Problem requirements
Copy out the records from the line containing "annotation-stem: Stem [221,154,254,169]" through the line containing "trajectory-path-2 [185,165,554,338]", including both of those lines.

___

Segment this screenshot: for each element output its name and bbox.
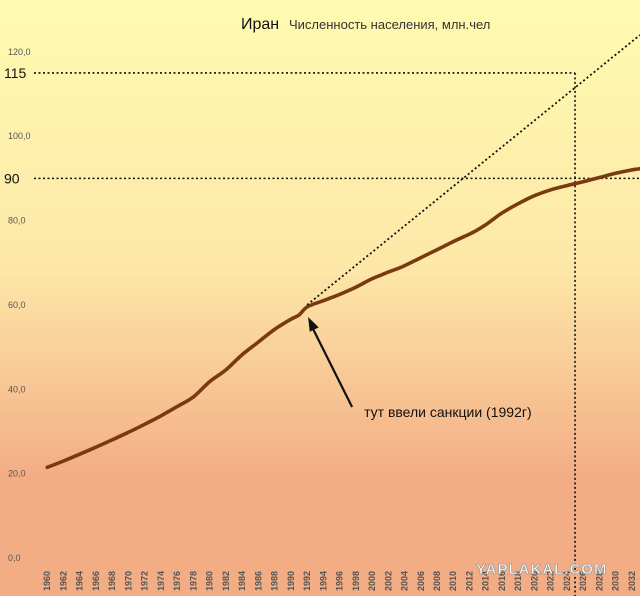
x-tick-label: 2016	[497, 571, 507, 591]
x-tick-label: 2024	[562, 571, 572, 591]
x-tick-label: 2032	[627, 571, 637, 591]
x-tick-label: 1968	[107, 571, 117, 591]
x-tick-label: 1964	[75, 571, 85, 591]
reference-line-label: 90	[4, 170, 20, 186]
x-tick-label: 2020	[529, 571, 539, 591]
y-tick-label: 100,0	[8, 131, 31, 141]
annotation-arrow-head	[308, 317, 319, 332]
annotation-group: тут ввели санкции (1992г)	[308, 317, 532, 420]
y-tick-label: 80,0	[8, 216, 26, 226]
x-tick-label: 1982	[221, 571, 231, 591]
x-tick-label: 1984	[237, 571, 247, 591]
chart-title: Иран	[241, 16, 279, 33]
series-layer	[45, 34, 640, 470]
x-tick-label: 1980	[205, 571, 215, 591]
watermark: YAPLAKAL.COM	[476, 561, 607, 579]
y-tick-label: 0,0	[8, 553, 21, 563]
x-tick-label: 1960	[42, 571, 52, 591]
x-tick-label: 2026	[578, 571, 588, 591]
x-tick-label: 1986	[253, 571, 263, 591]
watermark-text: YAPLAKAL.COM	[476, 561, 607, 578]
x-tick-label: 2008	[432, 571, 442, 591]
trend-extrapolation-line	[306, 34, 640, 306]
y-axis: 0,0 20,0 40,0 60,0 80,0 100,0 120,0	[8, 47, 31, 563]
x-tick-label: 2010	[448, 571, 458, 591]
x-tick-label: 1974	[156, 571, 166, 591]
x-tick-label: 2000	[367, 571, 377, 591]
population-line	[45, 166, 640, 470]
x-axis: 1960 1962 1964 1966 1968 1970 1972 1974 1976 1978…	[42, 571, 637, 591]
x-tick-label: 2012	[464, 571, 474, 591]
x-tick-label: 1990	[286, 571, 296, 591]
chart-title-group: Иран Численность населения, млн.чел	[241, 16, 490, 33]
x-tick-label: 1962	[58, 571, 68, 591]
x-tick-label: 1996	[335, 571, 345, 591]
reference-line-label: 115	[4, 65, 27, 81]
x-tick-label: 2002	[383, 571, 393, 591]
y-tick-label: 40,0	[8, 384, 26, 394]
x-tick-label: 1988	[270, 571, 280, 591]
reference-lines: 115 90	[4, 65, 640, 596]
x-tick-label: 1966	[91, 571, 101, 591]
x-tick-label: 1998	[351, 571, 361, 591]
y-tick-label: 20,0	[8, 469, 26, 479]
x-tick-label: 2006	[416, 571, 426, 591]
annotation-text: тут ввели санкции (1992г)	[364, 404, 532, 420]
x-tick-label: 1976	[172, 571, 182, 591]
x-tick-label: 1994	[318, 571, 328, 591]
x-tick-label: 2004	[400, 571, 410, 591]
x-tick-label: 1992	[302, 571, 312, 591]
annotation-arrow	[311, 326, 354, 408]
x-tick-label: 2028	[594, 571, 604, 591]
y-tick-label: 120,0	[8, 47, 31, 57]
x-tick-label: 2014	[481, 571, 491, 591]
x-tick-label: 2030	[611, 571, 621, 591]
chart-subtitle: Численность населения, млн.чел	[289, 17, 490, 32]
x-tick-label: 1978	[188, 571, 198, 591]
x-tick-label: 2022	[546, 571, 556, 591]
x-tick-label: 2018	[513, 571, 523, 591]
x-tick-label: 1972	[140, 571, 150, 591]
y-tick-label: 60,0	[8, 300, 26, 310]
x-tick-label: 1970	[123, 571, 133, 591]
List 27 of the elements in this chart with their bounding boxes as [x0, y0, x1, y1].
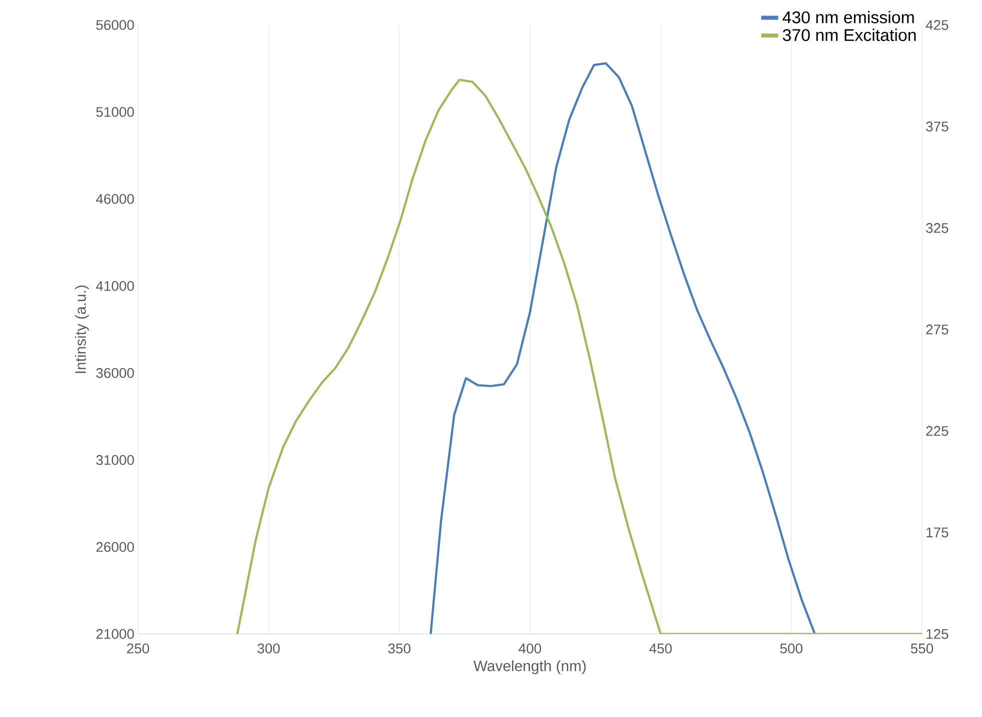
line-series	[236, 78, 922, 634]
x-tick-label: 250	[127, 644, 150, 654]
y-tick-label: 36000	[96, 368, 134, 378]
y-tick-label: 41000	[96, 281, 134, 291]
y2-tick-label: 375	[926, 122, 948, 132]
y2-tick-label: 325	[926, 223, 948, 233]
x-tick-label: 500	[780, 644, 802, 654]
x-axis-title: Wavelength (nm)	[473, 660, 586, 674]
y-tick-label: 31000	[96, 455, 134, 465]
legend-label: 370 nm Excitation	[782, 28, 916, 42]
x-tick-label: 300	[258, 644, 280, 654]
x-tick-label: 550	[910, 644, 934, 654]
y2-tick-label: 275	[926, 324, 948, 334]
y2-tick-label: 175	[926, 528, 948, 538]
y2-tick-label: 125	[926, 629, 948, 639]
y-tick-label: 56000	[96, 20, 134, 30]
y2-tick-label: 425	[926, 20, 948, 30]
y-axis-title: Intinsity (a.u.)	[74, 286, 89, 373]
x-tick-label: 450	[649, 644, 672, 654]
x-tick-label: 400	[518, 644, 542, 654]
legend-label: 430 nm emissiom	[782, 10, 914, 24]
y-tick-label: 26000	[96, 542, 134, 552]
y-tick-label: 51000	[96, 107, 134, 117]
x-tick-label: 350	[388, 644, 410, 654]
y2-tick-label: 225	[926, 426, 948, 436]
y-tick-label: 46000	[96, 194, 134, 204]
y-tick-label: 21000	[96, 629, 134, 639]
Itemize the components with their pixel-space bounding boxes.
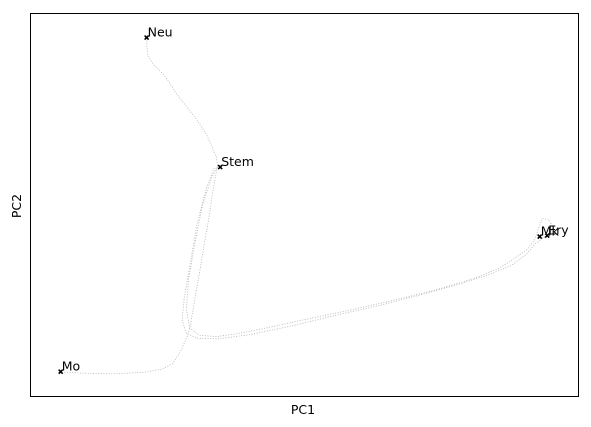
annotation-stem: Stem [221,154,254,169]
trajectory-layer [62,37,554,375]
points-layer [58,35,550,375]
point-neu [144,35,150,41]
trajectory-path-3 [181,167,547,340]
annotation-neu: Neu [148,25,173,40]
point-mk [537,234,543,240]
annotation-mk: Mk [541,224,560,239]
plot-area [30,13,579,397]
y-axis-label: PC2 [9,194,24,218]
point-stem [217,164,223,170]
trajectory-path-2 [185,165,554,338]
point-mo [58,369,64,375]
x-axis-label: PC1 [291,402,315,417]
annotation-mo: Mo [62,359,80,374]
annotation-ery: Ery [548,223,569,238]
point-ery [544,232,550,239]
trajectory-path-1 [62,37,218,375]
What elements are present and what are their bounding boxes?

___

Full answer
annotation-stem: Stem [221,154,254,169]
trajectory-layer [62,37,554,375]
points-layer [58,35,550,375]
point-neu [144,35,150,41]
trajectory-path-3 [181,167,547,340]
annotation-neu: Neu [148,25,173,40]
point-mk [537,234,543,240]
annotation-mk: Mk [541,224,560,239]
plot-area [30,13,579,397]
y-axis-label: PC2 [9,194,24,218]
point-stem [217,164,223,170]
trajectory-path-2 [185,165,554,338]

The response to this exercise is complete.